Dataset entries
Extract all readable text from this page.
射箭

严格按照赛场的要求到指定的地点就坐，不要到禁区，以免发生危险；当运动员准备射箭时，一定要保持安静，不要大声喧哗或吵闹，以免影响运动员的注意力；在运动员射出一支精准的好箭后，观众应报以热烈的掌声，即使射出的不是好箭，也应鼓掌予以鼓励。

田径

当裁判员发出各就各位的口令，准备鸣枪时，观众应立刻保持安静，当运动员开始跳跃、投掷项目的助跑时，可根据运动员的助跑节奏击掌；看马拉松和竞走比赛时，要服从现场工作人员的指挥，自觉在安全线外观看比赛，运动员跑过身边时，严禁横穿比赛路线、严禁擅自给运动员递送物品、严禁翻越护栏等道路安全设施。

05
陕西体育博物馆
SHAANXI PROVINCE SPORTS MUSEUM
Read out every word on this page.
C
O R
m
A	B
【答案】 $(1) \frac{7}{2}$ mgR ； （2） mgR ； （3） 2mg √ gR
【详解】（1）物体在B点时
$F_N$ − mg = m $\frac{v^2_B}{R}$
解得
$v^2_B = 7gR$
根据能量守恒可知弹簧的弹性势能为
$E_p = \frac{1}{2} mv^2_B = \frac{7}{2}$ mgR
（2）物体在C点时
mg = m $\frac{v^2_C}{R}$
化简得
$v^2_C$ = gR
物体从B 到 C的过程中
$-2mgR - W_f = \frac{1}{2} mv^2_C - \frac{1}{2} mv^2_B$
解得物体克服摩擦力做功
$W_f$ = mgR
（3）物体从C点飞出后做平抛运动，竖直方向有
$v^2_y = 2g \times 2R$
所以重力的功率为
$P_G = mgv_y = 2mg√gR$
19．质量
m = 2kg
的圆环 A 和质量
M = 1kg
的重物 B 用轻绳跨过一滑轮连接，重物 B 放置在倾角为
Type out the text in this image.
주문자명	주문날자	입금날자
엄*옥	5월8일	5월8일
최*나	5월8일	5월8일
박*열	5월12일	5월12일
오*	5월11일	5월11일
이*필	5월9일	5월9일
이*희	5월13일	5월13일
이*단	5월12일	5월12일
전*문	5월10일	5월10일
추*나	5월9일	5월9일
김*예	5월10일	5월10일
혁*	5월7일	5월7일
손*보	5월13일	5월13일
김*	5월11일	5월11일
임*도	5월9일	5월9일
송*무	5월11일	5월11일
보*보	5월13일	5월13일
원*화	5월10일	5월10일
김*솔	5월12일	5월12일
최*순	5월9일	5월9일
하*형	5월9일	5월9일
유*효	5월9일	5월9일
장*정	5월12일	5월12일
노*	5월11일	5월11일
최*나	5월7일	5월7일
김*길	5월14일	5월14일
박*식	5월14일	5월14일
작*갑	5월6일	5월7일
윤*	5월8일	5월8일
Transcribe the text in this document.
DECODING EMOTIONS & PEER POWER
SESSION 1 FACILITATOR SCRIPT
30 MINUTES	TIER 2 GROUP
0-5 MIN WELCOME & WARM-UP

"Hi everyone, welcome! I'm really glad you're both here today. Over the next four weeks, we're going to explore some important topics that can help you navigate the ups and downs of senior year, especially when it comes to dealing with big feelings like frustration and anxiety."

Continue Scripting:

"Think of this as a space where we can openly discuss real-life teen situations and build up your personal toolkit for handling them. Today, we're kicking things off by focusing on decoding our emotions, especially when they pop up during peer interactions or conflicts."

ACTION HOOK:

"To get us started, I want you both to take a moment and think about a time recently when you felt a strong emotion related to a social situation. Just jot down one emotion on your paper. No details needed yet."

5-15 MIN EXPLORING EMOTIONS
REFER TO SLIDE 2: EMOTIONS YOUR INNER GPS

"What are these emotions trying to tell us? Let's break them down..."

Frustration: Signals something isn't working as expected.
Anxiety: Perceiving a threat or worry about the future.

GOAL:
Search the records above for "both". Copy each line where it is found.

ANSWER TO THIS EXERCISE:
"Hi everyone, welcome! I'm really glad you're both here today. Over the next four weeks, we're going to explore some important topics that can help you navigate the ups and downs of senior year, especially when it comes to dealing with big feelings like frustration and anxiety."
"To get us started, I want you both to take a moment and think about a time recently when you felt a strong emotion related to a social situation. Just jot down one emotion on your paper. No details needed yet."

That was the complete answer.